MATERIAL PROVIDED
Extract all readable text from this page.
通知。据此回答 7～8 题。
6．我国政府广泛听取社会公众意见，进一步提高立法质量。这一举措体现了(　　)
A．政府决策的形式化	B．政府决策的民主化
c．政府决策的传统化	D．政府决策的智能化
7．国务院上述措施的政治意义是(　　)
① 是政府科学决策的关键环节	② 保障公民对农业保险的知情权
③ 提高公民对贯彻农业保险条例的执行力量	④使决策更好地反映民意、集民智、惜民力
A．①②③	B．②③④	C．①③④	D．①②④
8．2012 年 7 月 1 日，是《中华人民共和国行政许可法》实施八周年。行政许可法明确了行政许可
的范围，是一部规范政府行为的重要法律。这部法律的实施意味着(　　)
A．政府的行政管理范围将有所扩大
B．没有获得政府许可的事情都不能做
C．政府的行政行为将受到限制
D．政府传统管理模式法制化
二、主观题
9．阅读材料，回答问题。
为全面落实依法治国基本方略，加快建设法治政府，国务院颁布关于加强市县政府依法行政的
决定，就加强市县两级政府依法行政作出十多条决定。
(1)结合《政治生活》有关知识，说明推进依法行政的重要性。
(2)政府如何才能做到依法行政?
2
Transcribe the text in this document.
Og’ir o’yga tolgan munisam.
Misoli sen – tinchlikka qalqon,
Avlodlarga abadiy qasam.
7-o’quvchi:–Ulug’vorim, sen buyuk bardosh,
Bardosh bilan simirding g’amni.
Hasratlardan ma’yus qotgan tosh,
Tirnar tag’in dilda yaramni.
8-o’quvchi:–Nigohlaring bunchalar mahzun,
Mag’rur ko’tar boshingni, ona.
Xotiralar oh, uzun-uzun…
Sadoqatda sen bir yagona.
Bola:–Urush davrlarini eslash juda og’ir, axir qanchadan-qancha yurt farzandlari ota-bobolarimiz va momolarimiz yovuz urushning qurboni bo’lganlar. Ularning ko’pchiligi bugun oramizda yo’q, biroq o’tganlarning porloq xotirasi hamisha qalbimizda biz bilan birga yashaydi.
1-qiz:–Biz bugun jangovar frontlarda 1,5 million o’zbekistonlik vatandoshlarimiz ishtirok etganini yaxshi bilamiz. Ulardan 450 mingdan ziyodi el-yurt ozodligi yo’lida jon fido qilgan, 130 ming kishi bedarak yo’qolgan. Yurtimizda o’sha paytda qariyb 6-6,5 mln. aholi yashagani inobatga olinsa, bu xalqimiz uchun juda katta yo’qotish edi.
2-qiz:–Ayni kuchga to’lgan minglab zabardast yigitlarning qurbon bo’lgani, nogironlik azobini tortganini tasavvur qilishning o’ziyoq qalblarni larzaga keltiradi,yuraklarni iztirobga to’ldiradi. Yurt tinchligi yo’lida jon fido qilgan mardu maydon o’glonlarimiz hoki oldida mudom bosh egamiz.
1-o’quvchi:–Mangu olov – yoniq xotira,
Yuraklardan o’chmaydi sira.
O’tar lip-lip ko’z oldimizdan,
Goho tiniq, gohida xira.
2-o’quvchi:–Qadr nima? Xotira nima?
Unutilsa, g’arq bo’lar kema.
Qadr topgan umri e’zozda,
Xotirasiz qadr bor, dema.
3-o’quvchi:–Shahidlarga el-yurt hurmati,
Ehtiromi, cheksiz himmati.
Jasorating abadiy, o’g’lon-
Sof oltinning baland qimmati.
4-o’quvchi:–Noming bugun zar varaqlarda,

WRITTEN EXERCISE
Going through the data, tally the lines containing "juda" and report only the result.

WRITTEN RESPONSE
2